## WORK TO BE COMPLETED
Repeat, without any change, the entries presented below.

Records that describe figures
— begin —

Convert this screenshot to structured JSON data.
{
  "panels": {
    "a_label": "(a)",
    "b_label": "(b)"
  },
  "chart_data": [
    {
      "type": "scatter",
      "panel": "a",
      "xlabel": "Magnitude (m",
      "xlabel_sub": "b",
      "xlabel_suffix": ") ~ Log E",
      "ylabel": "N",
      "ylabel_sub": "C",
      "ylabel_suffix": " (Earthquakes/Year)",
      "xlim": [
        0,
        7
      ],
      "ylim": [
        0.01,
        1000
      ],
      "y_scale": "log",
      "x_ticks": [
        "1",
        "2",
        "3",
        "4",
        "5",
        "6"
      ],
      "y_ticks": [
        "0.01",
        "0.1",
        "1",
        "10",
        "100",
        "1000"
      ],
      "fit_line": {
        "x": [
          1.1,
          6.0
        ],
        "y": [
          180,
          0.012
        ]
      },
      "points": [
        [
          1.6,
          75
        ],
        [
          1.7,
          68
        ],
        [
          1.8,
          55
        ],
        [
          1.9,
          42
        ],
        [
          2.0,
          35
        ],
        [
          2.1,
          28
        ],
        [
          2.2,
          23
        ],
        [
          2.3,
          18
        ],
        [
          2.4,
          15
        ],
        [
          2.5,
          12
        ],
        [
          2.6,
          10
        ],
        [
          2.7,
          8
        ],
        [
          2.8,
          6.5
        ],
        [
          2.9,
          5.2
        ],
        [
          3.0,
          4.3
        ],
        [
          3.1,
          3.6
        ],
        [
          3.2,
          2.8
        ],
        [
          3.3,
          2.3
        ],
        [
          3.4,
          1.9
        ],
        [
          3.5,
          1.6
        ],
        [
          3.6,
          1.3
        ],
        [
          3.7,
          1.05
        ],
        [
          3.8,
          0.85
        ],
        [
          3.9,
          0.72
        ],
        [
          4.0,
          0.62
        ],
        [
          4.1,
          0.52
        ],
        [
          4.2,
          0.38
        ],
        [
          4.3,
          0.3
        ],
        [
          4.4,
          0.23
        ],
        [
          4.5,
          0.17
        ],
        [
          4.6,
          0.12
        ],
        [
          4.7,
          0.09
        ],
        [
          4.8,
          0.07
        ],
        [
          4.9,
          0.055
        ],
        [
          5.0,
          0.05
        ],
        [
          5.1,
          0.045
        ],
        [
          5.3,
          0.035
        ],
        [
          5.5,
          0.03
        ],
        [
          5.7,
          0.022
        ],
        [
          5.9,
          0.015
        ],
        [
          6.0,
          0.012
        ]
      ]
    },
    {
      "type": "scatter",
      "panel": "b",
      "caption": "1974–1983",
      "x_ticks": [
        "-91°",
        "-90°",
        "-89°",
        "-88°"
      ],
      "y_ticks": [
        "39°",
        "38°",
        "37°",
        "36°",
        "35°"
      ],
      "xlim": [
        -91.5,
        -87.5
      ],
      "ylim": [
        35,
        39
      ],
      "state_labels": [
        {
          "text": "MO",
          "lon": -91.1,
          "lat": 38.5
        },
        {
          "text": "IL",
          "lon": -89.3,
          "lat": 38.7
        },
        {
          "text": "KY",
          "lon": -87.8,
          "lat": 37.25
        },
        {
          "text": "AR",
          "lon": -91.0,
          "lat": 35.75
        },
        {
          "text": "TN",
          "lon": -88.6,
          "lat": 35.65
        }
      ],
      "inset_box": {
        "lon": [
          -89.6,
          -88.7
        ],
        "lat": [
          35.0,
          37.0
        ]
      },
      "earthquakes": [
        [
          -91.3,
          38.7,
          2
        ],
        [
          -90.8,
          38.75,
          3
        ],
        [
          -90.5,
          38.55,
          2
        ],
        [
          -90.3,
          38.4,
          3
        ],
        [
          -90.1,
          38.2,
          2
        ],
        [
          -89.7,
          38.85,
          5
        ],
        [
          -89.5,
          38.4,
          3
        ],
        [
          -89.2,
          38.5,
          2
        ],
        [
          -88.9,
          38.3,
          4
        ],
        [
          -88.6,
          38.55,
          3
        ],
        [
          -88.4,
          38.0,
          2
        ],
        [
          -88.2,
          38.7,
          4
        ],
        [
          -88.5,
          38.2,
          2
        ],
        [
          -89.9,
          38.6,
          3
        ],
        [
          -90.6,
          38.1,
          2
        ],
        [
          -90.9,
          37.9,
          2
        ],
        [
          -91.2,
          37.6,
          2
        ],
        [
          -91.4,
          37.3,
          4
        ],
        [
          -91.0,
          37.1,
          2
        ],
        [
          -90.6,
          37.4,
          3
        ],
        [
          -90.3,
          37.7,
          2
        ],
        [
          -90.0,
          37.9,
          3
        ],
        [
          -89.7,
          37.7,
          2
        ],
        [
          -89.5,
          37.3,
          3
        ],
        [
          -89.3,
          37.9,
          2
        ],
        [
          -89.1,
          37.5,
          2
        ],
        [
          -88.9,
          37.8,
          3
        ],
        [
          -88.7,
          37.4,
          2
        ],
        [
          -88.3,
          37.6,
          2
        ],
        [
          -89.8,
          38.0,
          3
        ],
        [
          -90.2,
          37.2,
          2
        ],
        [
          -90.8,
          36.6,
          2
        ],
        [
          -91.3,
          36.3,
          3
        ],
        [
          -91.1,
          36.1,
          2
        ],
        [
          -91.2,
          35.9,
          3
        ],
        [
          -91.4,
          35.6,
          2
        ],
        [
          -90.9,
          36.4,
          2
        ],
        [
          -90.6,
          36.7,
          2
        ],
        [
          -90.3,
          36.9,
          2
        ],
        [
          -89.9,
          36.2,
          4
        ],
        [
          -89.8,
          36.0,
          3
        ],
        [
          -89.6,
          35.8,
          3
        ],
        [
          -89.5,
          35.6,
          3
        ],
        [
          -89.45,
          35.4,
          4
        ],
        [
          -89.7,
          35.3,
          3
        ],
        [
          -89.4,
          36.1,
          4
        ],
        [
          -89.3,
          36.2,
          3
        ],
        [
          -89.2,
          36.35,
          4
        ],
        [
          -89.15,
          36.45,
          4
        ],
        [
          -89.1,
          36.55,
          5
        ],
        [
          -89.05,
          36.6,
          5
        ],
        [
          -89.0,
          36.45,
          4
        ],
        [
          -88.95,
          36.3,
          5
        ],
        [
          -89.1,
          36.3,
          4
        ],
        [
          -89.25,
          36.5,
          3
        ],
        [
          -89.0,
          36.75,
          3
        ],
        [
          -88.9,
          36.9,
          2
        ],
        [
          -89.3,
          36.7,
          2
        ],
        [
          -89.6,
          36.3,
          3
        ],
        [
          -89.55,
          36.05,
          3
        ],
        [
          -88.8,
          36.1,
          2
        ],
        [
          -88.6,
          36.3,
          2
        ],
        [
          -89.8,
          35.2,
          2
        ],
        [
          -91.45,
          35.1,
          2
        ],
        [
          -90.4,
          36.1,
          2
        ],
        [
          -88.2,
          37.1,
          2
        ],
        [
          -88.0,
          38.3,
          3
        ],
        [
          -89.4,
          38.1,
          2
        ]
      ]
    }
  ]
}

— end —

## WORKED ANSWER
Convert this screenshot to structured JSON data.
{
  "panels": {
    "a_label": "(a)",
    "b_label": "(b)"
  },
  "chart_data": [
    {
      "type": "scatter",
      "panel": "a",
      "xlabel": "Magnitude (m",
      "xlabel_sub": "b",
      "xlabel_suffix": ") ~ Log E",
      "ylabel": "N",
      "ylabel_sub": "C",
      "ylabel_suffix": " (Earthquakes/Year)",
      "xlim": [
        0,
        7
      ],
      "ylim": [
        0.01,
        1000
      ],
      "y_scale": "log",
      "x_ticks": [
        "1",
        "2",
        "3",
        "4",
        "5",
        "6"
      ],
      "y_ticks": [
        "0.01",
        "0.1",
        "1",
        "10",
        "100",
        "1000"
      ],
      "fit_line": {
        "x": [
          1.1,
          6.0
        ],
        "y": [
          180,
          0.012
        ]
      },
      "points": [
        [
          1.6,
          75
        ],
        [
          1.7,
          68
        ],
        [
          1.8,
          55
        ],
        [
          1.9,
          42
        ],
        [
          2.0,
          35
        ],
        [
          2.1,
          28
        ],
        [
          2.2,
          23
        ],
        [
          2.3,
          18
        ],
        [
          2.4,
          15
        ],
        [
          2.5,
          12
        ],
        [
          2.6,
          10
        ],
        [
          2.7,
          8
        ],
        [
          2.8,
          6.5
        ],
        [
          2.9,
          5.2
        ],
        [
          3.0,
          4.3
        ],
        [
          3.1,
          3.6
        ],
        [
          3.2,
          2.8
        ],
        [
          3.3,
          2.3
        ],
        [
          3.4,
          1.9
        ],
        [
          3.5,
          1.6
        ],
        [
          3.6,
          1.3
        ],
        [
          3.7,
          1.05
        ],
        [
          3.8,
          0.85
        ],
        [
          3.9,
          0.72
        ],
        [
          4.0,
          0.62
        ],
        [
          4.1,
          0.52
        ],
        [
          4.2,
          0.38
        ],
        [
          4.3,
          0.3
        ],
        [
          4.4,
          0.23
        ],
        [
          4.5,
          0.17
        ],
        [
          4.6,
          0.12
        ],
        [
          4.7,
          0.09
        ],
        [
          4.8,
          0.07
        ],
        [
          4.9,
          0.055
        ],
        [
          5.0,
          0.05
        ],
        [
          5.1,
          0.045
        ],
        [
          5.3,
          0.035
        ],
        [
          5.5,
          0.03
        ],
        [
          5.7,
          0.022
        ],
        [
          5.9,
          0.015
        ],
        [
          6.0,
          0.012
        ]
      ]
    },
    {
      "type": "scatter",
      "panel": "b",
      "caption": "1974–1983",
      "x_ticks": [
        "-91°",
        "-90°",
        "-89°",
        "-88°"
      ],
      "y_ticks": [
        "39°",
        "38°",
        "37°",
        "36°",
        "35°"
      ],
      "xlim": [
        -91.5,
        -87.5
      ],
      "ylim": [
        35,
        39
      ],
      "state_labels": [
        {
          "text": "MO",
          "lon": -91.1,
          "lat": 38.5
        },
        {
          "text": "IL",
          "lon": -89.3,
          "lat": 38.7
        },
        {
          "text": "KY",
          "lon": -87.8,
          "lat": 37.25
        },
        {
          "text": "AR",
          "lon": -91.0,
          "lat": 35.75
        },
        {
          "text": "TN",
          "lon": -88.6,
          "lat": 35.65
        }
      ],
      "inset_box": {
        "lon": [
          -89.6,
          -88.7
        ],
        "lat": [
          35.0,
          37.0
        ]
      },
      "earthquakes": [
        [
          -91.3,
          38.7,
          2
        ],
        [
          -90.8,
          38.75,
          3
        ],
        [
          -90.5,
          38.55,
          2
        ],
        [
          -90.3,
          38.4,
          3
        ],
        [
          -90.1,
          38.2,
          2
        ],
        [
          -89.7,
          38.85,
          5
        ],
        [
          -89.5,
          38.4,
          3
        ],
        [
          -89.2,
          38.5,
          2
        ],
        [
          -88.9,
          38.3,
          4
        ],
        [
          -88.6,
          38.55,
          3
        ],
        [
          -88.4,
          38.0,
          2
        ],
        [
          -88.2,
          38.7,
          4
        ],
        [
          -88.5,
          38.2,
          2
        ],
        [
          -89.9,
          38.6,
          3
        ],
        [
          -90.6,
          38.1,
          2
        ],
        [
          -90.9,
          37.9,
          2
        ],
        [
          -91.2,
          37.6,
          2
        ],
        [
          -91.4,
          37.3,
          4
        ],
        [
          -91.0,
          37.1,
          2
        ],
        [
          -90.6,
          37.4,
          3
        ],
        [
          -90.3,
          37.7,
          2
        ],
        [
          -90.0,
          37.9,
          3
        ],
        [
          -89.7,
          37.7,
          2
        ],
        [
          -89.5,
          37.3,
          3
        ],
        [
          -89.3,
          37.9,
          2
        ],
        [
          -89.1,
          37.5,
          2
        ],
        [
          -88.9,
          37.8,
          3
        ],
        [
          -88.7,
          37.4,
          2
        ],
        [
          -88.3,
          37.6,
          2
        ],
        [
          -89.8,
          38.0,
          3
        ],
        [
          -90.2,
          37.2,
          2
        ],
        [
          -90.8,
          36.6,
          2
        ],
        [
          -91.3,
          36.3,
          3
        ],
        [
          -91.1,
          36.1,
          2
        ],
        [
          -91.2,
          35.9,
          3
        ],
        [
          -91.4,
          35.6,
          2
        ],
        [
          -90.9,
          36.4,
          2
        ],
        [
          -90.6,
          36.7,
          2
        ],
        [
          -90.3,
          36.9,
          2
        ],
        [
          -89.9,
          36.2,
          4
        ],
        [
          -89.8,
          36.0,
          3
        ],
        [
          -89.6,
          35.8,
          3
        ],
        [
          -89.5,
          35.6,
          3
        ],
        [
          -89.45,
          35.4,
          4
        ],
        [
          -89.7,
          35.3,
          3
        ],
        [
          -89.4,
          36.1,
          4
        ],
        [
          -89.3,
          36.2,
          3
        ],
        [
          -89.2,
          36.35,
          4
        ],
        [
          -89.15,
          36.45,
          4
        ],
        [
          -89.1,
          36.55,
          5
        ],
        [
          -89.05,
          36.6,
          5
        ],
        [
          -89.0,
          36.45,
          4
        ],
        [
          -88.95,
          36.3,
          5
        ],
        [
          -89.1,
          36.3,
          4
        ],
        [
          -89.25,
          36.5,
          3
        ],
        [
          -89.0,
          36.75,
          3
        ],
        [
          -88.9,
          36.9,
          2
        ],
        [
          -89.3,
          36.7,
          2
        ],
        [
          -89.6,
          36.3,
          3
        ],
        [
          -89.55,
          36.05,
          3
        ],
        [
          -88.8,
          36.1,
          2
        ],
        [
          -88.6,
          36.3,
          2
        ],
        [
          -89.8,
          35.2,
          2
        ],
        [
          -91.45,
          35.1,
          2
        ],
        [
          -90.4,
          36.1,
          2
        ],
        [
          -88.2,
          37.1,
          2
        ],
        [
          -88.0,
          38.3,
          3
        ],
        [
          -89.4,
          38.1,
          2
        ]
      ]
    }
  ]
}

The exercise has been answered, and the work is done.